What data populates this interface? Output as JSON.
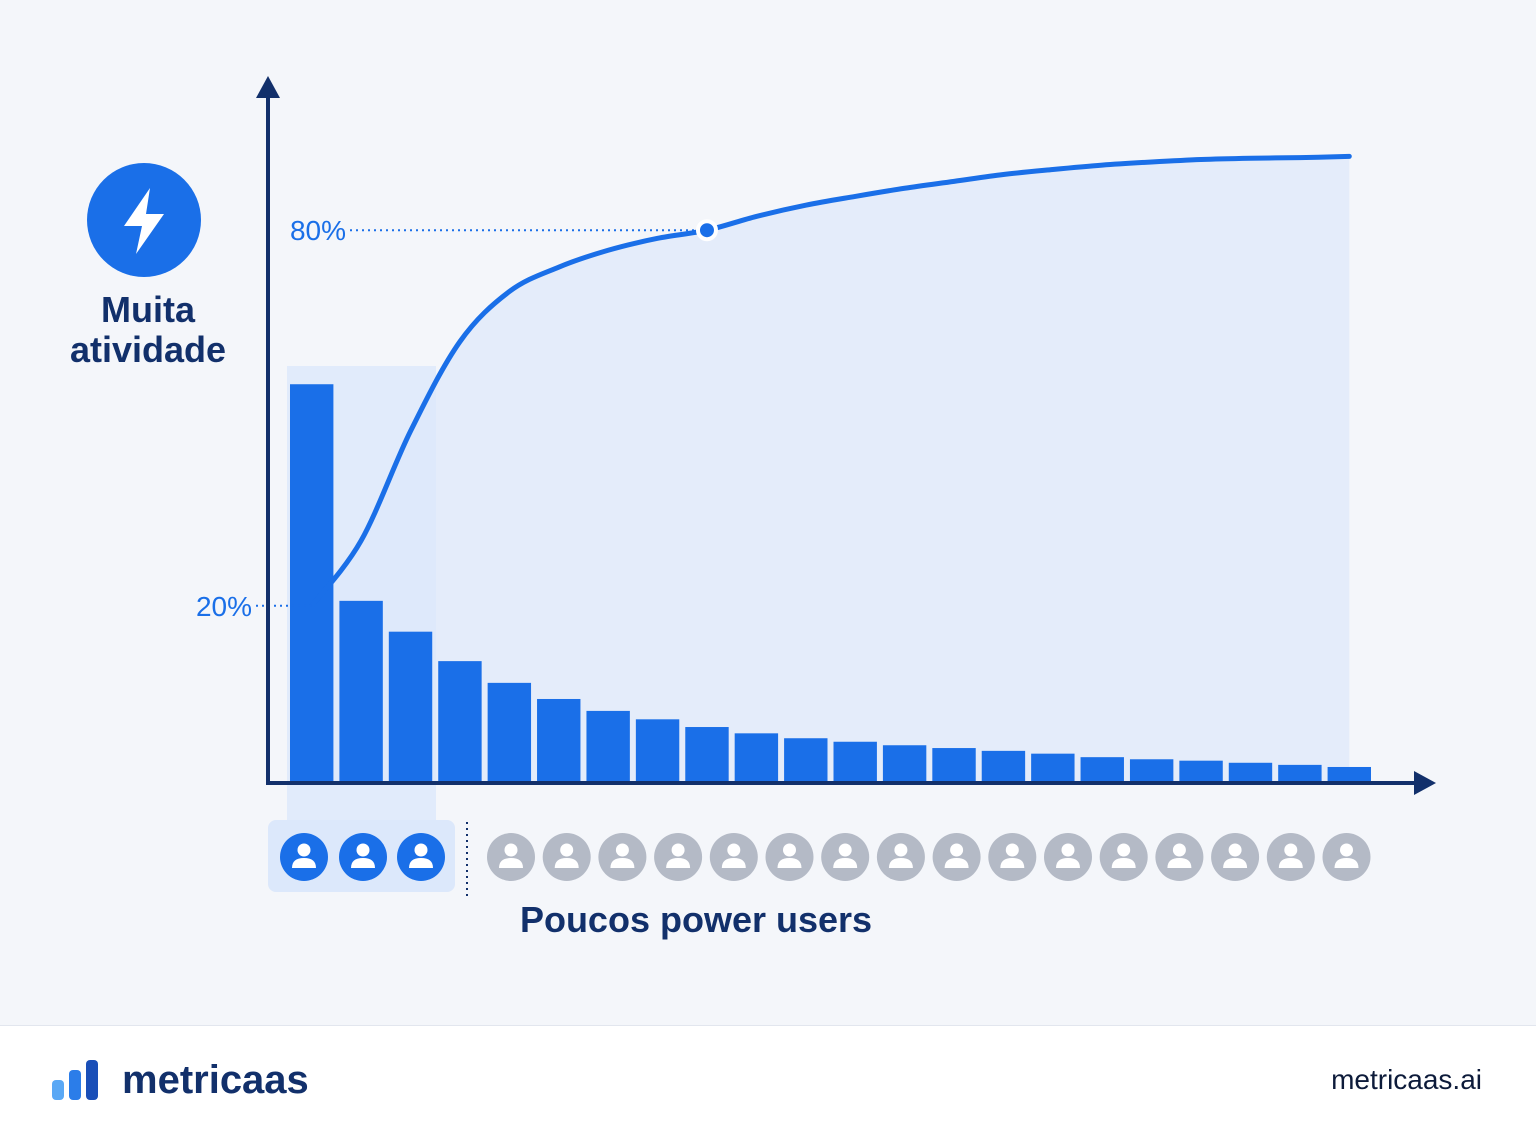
{
  "chart_data": {
    "type": "bar",
    "ylabel": "Muita atividade",
    "xlabel": "Poucos power users",
    "categories": [
      null,
      null,
      null,
      null,
      null,
      null,
      null,
      null,
      null,
      null,
      null,
      null,
      null,
      null,
      null,
      null,
      null,
      null,
      null,
      null,
      null,
      null
    ],
    "ylim": [
      0,
      100
    ],
    "y2lim": [
      -8,
      104
    ],
    "series": [
      {
        "type": "bar",
        "color": "#1a6fe8",
        "values": [
          56.6,
          25.7,
          21.3,
          17.1,
          14.0,
          11.7,
          10.0,
          8.8,
          7.7,
          6.8,
          6.1,
          5.6,
          5.1,
          4.7,
          4.3,
          3.9,
          3.4,
          3.1,
          2.9,
          2.6,
          2.3,
          2.0
        ]
      },
      {
        "type": "line",
        "axis": "y2",
        "color": "#1a6fe8",
        "values": [
          20,
          30.4,
          47.9,
          62.2,
          70.2,
          74.1,
          76.8,
          78.7,
          80,
          82.2,
          84,
          85.4,
          86.7,
          87.8,
          88.9,
          89.7,
          90.4,
          90.9,
          91.3,
          91.5,
          91.6,
          91.8
        ],
        "value_labels": [
          "20%",
          null,
          null,
          null,
          null,
          null,
          null,
          null,
          "80%",
          null,
          null,
          null,
          null,
          null,
          null,
          null,
          null,
          null,
          null,
          null,
          null,
          null
        ]
      }
    ]
  },
  "footer": {
    "brand": "metricaas",
    "url": "metricaas.ai"
  }
}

▸ What is required
Copy the data character for character, but drop all pictures from the copy.

▸ Completed task
What data populates this interface? Output as JSON.
{
  "chart_data": {
    "type": "bar",
    "ylabel": "Muita atividade",
    "xlabel": "Poucos power users",
    "categories": [
      null,
      null,
      null,
      null,
      null,
      null,
      null,
      null,
      null,
      null,
      null,
      null,
      null,
      null,
      null,
      null,
      null,
      null,
      null,
      null,
      null,
      null
    ],
    "ylim": [
      0,
      100
    ],
    "y2lim": [
      -8,
      104
    ],
    "series": [
      {
        "type": "bar",
        "color": "#1a6fe8",
        "values": [
          56.6,
          25.7,
          21.3,
          17.1,
          14.0,
          11.7,
          10.0,
          8.8,
          7.7,
          6.8,
          6.1,
          5.6,
          5.1,
          4.7,
          4.3,
          3.9,
          3.4,
          3.1,
          2.9,
          2.6,
          2.3,
          2.0
        ]
      },
      {
        "type": "line",
        "axis": "y2",
        "color": "#1a6fe8",
        "values": [
          20,
          30.4,
          47.9,
          62.2,
          70.2,
          74.1,
          76.8,
          78.7,
          80,
          82.2,
          84,
          85.4,
          86.7,
          87.8,
          88.9,
          89.7,
          90.4,
          90.9,
          91.3,
          91.5,
          91.6,
          91.8
        ],
        "value_labels": [
          "20%",
          null,
          null,
          null,
          null,
          null,
          null,
          null,
          "80%",
          null,
          null,
          null,
          null,
          null,
          null,
          null,
          null,
          null,
          null,
          null,
          null,
          null
        ]
      }
    ]
  },
  "footer": {
    "brand": "metricaas",
    "url": "metricaas.ai"
  }
}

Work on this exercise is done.